--- start EXCERPTED PASSAGE ---

# What's your opinion of the new Levit Beethoven cycle?



## Itullian

How do you like it?
:tiphat:


----------



## realdealblues

Love it. I just posted on the other thread about it as another member said he said it felt "safe" but I will copy and paste it here as it sums up what I feel the strengths are:

"I think Levit's cycle is more classically infused so it doesn't have as much personality as say someone like Arrau who is on the opposite end of the spectrum to me, but I wouldn't consider it "safe" in the way of Lewis or Brendel is. Levit's amazingly clear playing and sonority brings out more inner details and phrasing lines marked in the scores than anyone I think I have heard in a complete cycle. I think Levit was really concerned with bringing many of those details to life which makes it easy to overlook it as being something that isn't personal but I think that is his personality. Being able to actually articulate some of those rhythms, syncopation, off beat accents, etc. with that clarity and detail without making anything sound micromanaged is his style. They aren't stylized just to try to be stylish or different. It's really trying to get to the fine details at the heart of the scores and bring them to life without sounding like a computer or a robot. He might toss stuff off so easily that it sounds like he isn't struggling to play it but I can't fault him for being that virtuosic."


----------



## D Smith

^^ What RDB said. It's so clear and clean and you get to appreciate all those small compositional details that are sometimes glossed over by others. It would never be my only set but I'm glad I have it.


----------



## Allegro Con Brio

I haven’t spent too much time with Levit’s Beethoven cycle but I think he’s one of the most promising young pianists on the scene today. His album of Bach partitas is amazing for its nuanced poetry, as are his Goldbergs and Diabelli Variations. He is certainly one of the prime candidates to become a great pianist of the 21st century.


----------



## Itullian

The knock on it seems to be that it has tempi that are too fast and that his plating leaves one cold.


----------



## Helgi

I love it, I think he's brilliant. It's an exciting set and very well recorded. I'm still in the process of getting to know the sonatas and so my opinion may change, but at the moment I'm just waiting for a good deal on it 

What I've read into some of the criticism is something along the lines of: "he's a young artist with a huge advertising budget, and it can't be that good so I'm not buying into it". People don't want to look like they drank the kool-aid.

Edit: of course, I'm not saying that everyone who finds faults with it is doing so as a reaction to marketing hype, but you know — it's a thing.


----------



## VitellioScarpia

I will offer a dissenting voice. I bought the set of late piano sonatas upon reading accolades from many critics. I do admire his pianism (I would kill to be able to play the piano like he does and I am sure many pianists would feel the same way). Unfortunately, in his desire to not interfere with the music seems to have taken him completely out of the picture as a person. Levit gives an aseptic reading that leaves me cold: I admire it but I do not love it as it does communicate _nothing_ to me.

--- end EXCERPTED PASSAGE ---

◆ THINGS TO DO ◆
a - Copy the passage from the forum thread on Levit's Beethoven cycle starting with "I love it, I" and going on through "drank the kool-aid.".
b - In the forum thread on Levit's Beethoven cycle, which other Levit recordings does Allegro Con Brio praise alongside his album of Bach partitas?
c - Pick up the forum thread on Levit's Beethoven cycle after its final post and write what comes next.

--- start EXTRACTED ENTRIES ---

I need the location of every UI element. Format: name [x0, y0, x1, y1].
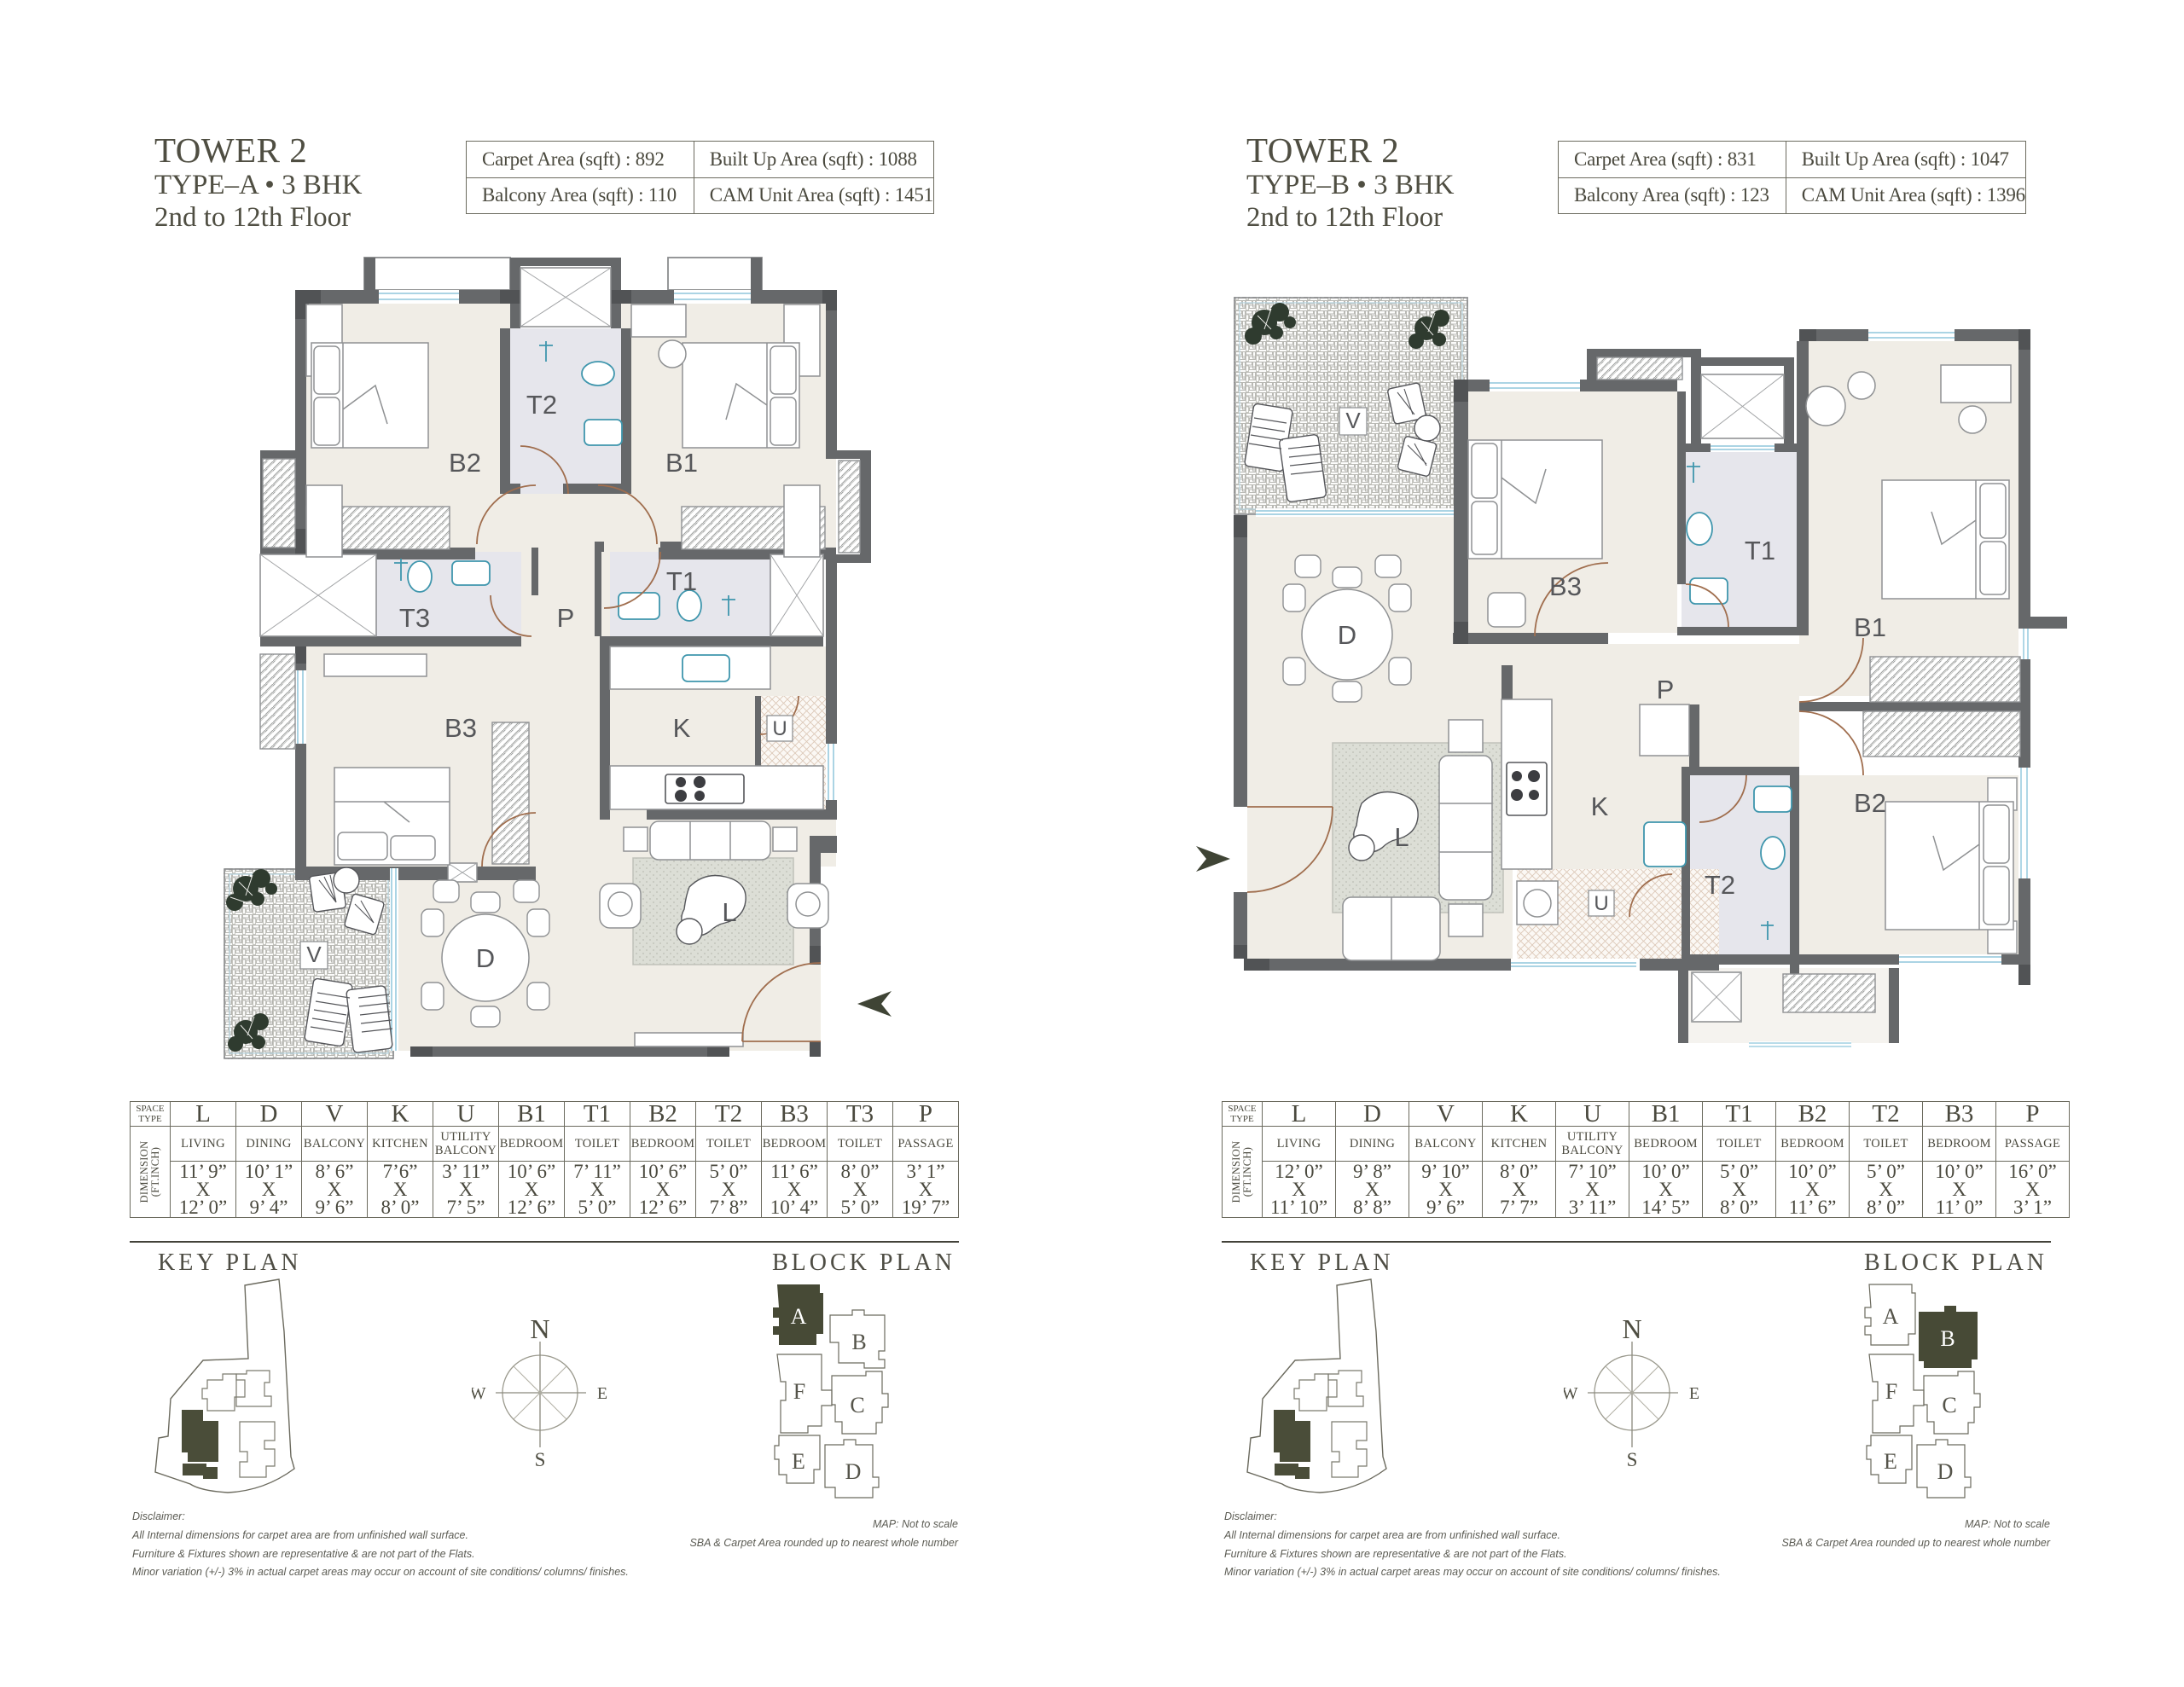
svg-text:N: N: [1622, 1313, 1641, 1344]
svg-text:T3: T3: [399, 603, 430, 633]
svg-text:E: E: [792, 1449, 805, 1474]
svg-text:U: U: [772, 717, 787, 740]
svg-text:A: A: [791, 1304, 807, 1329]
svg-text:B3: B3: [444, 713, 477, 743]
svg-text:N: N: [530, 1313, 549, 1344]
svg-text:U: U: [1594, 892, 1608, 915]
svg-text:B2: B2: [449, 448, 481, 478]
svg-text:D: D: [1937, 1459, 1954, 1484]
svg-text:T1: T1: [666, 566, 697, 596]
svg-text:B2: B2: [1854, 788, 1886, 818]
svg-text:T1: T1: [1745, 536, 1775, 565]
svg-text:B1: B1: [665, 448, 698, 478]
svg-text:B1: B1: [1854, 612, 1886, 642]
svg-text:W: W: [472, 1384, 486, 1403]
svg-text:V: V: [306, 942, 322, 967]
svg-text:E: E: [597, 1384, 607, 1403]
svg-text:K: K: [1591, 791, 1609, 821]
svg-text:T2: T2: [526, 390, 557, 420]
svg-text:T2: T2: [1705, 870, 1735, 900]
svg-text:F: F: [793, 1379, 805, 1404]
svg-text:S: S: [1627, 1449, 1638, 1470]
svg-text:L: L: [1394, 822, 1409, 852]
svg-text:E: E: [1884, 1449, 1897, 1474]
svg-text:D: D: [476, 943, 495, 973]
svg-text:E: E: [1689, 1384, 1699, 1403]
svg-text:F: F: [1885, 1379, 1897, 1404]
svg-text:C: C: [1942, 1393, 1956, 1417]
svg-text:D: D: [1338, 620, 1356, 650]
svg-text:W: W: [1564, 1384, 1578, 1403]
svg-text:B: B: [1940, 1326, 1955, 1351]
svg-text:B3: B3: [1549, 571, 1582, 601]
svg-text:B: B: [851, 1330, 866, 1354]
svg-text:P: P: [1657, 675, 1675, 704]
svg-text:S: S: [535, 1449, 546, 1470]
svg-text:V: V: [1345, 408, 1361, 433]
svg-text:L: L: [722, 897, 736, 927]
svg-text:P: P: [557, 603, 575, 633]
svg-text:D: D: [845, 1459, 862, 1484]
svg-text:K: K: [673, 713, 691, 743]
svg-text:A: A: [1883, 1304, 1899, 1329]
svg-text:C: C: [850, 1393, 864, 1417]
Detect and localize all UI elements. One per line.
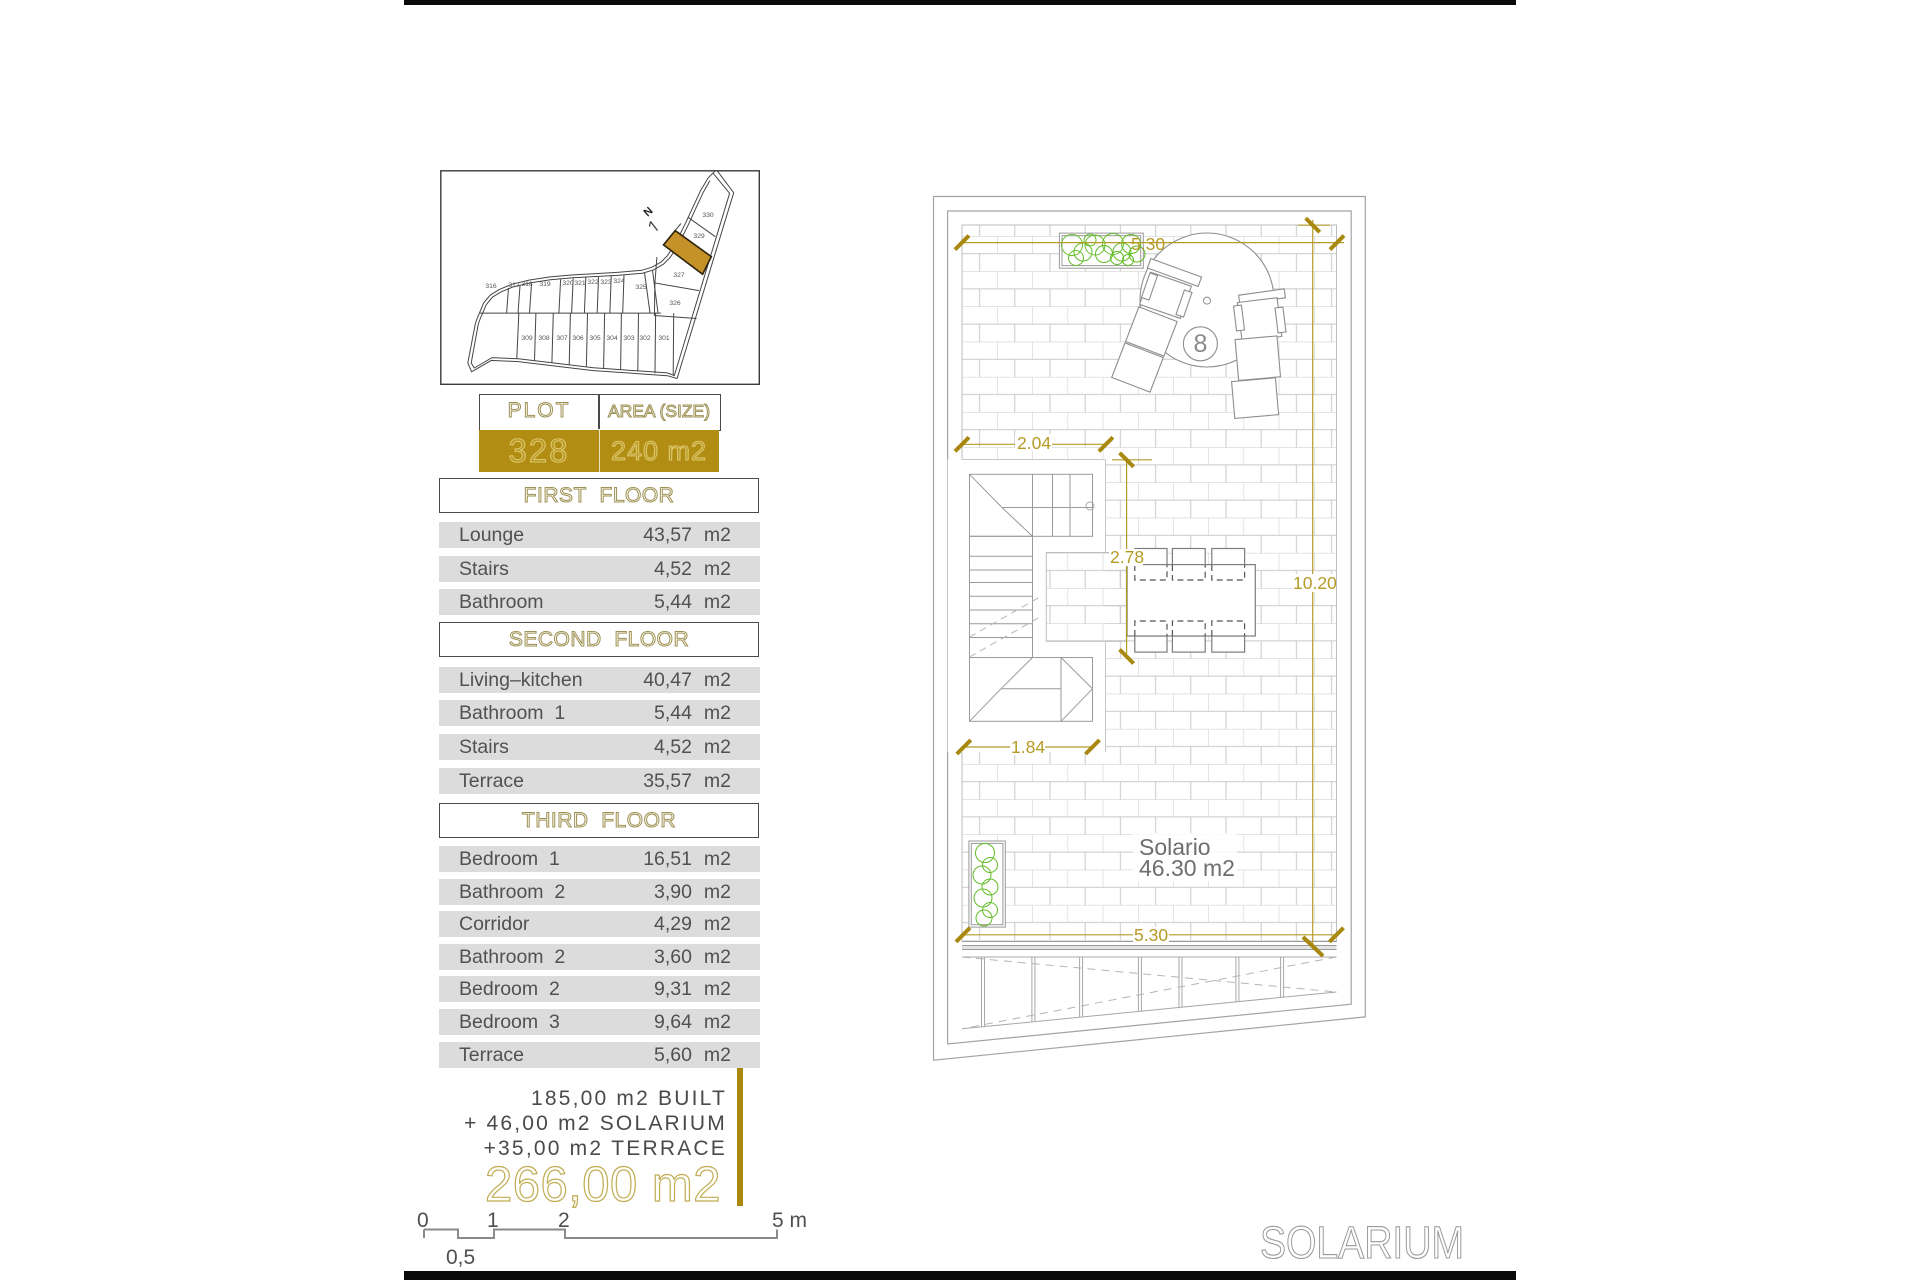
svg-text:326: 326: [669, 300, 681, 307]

--- end EXTRACTED ENTRIES ---

◆ OUTPUTS IN ORDER ◆
a -
I love it, I think he's brilliant. It's an exciting set and very well recorded. I'm still in the process of getting to know the sonatas and so my opinion may change, but at the moment I'm just waiting for a good deal on it 

What I've read into some of the criticism is something along the lines of: "he's a young artist with a huge advertising budget, and it can't be that good so I'm not buying into it". People don't want to look like they drank the kool-aid.

b - His Goldbergs and Diabelli Variations.

c -
----------



## Animal the Drummer

Agree. I'm not generally a fan of over-personalised performances but for my taste Levit goes too far in the opposite direction.


----------



## Helgi

I suppose what draws me in is the sense of enthusiasm and energy — it doesn't leave me cold at all.

But different people hear different things; another one that leaves some people cold is András Schiff, but I enjoy his Beethoven set on ECM a great deal.


----------



## WildThing

Helgi said:


> I love it, I think he's brilliant. It's an exciting set and very well recorded.


Yup, I'm in total agreement. I enjoy Levit in this repetoire quite a bit. I've heard some of the same criticisms -- too "cold" -- about another one of my favorite sets, Gulda's Amadeo cycle, but don't hear it that way myself.

Of course not all of the criticism to the set has been negative. It received a glowing review from Jed Distler, and David Hurwitz said he believed it was a great cycle in his survey on the sonatas.


----------



## Helgi

A Hurwitz endorsement and ads everywhere, what's not to like? :devil:

I hope I didn't offend anyone with my little outburst above. I've seen Levit's Beethoven described as anodyne, anonymous, dull, lacking in character, etc. When Víkingur Ólafsson's _Debussy Rameau_ came out the other day I saw the same criticisms, which didn't make any sense to me either. So my (probably unfair) reaction is to see it as a knee-jerk reaction to anything new that's been hyped by the media.


----------



## VitellioScarpia

To each his own... I like Beethoven a bit gruffer, more ill-tempered, sarcastic, and ultimately more human than Levit's. As I said earlier, Levit's pianism is enviable and the recording quality is fantastic. Being irreverent, I wish he had restrained the ideological in his interpretation and let himself go, with that technique he could have destroyed a grand piano. It is a valid interpretation, it just does not engage me as I wished it had engaged me. For example, with Op. 111 the heavens didn't storm cataclysmically in the first movement, and the variations did not take me to heaven and then back to earth at the end with the consolation that others have found. Again, I am basing these opinions on my assessment of the late sonatas only. I have not listened to the full set.


----------



## Allegro Con Brio

VitellioScarpia said:


> To each his own... I like Beethoven a bit gruffer, more ill-tempered, sarcastic, and ultimately more human than Levit's. As I said earlier, Levit's pianism is enviable and the recording quality is fantastic. Being irreverent, I wish he had restrained the ideological in his interpretation and let himself go, with that technique he could have destroyed a grand piano. It is a valid interpretation, it just does not engage me as I wished it had engaged me. For example, with Op. 111 the heavens didn't storm cataclysmically in the first movement, and the variations did not take me to heaven and then back to earth at the end with the consolation that others have found. Again, I am basing these opinions on my assessment of the late sonatas only. I have not listened to the full set.


Yes, I hear great talent and lots of potential in Levit, but often feel that he is being too mannered and safe for his own good, and is afraid to really put it all out there.


----------



## Helgi

I think I see what you mean with the late sonatas, even though I hear them differently. He's timid next to someone like Sviatoslav Richter, for sure.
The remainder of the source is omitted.